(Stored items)
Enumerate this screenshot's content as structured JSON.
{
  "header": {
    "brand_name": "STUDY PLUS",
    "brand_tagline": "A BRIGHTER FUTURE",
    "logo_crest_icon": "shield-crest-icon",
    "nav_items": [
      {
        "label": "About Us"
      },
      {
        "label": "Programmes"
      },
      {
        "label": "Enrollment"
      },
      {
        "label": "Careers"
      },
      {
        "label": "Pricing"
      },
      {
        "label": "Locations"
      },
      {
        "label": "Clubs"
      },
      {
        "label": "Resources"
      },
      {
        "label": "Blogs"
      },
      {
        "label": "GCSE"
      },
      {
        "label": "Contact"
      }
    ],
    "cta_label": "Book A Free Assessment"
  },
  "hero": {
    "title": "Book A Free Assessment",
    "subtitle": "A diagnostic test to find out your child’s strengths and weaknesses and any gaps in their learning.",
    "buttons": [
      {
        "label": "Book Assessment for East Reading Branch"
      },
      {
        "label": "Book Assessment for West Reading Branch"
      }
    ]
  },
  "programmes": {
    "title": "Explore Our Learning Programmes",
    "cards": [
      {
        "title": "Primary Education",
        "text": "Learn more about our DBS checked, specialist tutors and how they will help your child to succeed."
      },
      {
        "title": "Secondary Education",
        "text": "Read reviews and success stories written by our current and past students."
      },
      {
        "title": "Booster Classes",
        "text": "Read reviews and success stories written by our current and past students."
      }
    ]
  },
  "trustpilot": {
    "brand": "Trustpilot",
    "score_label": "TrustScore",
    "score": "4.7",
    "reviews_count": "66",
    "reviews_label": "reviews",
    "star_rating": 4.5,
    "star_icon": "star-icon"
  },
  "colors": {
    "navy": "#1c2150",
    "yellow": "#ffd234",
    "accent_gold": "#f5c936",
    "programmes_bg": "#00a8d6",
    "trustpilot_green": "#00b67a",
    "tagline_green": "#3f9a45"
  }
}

STATED TASK: Your task is to transcribe the material exactly.

ANSWER TO THE TASK:
Enumerate this screenshot's content as structured JSON.
{
  "header": {
    "brand_name": "STUDY PLUS",
    "brand_tagline": "A BRIGHTER FUTURE",
    "logo_crest_icon": "shield-crest-icon",
    "nav_items": [
      {
        "label": "About Us"
      },
      {
        "label": "Programmes"
      },
      {
        "label": "Enrollment"
      },
      {
        "label": "Careers"
      },
      {
        "label": "Pricing"
      },
      {
        "label": "Locations"
      },
      {
        "label": "Clubs"
      },
      {
        "label": "Resources"
      },
      {
        "label": "Blogs"
      },
      {
        "label": "GCSE"
      },
      {
        "label": "Contact"
      }
    ],
    "cta_label": "Book A Free Assessment"
  },
  "hero": {
    "title": "Book A Free Assessment",
    "subtitle": "A diagnostic test to find out your child’s strengths and weaknesses and any gaps in their learning.",
    "buttons": [
      {
        "label": "Book Assessment for East Reading Branch"
      },
      {
        "label": "Book Assessment for West Reading Branch"
      }
    ]
  },
  "programmes": {
    "title": "Explore Our Learning Programmes",
    "cards": [
      {
        "title": "Primary Education",
        "text": "Learn more about our DBS checked, specialist tutors and how they will help your child to succeed."
      },
      {
        "title": "Secondary Education",
        "text": "Read reviews and success stories written by our current and past students."
      },
      {
        "title": "Booster Classes",
        "text": "Read reviews and success stories written by our current and past students."
      }
    ]
  },
  "trustpilot": {
    "brand": "Trustpilot",
    "score_label": "TrustScore",
    "score": "4.7",
    "reviews_count": "66",
    "reviews_label": "reviews",
    "star_rating": 4.5,
    "star_icon": "star-icon"
  },
  "colors": {
    "navy": "#1c2150",
    "yellow": "#ffd234",
    "accent_gold": "#f5c936",
    "programmes_bg": "#00a8d6",
    "trustpilot_green": "#00b67a",
    "tagline_green": "#3f9a45"
  }
}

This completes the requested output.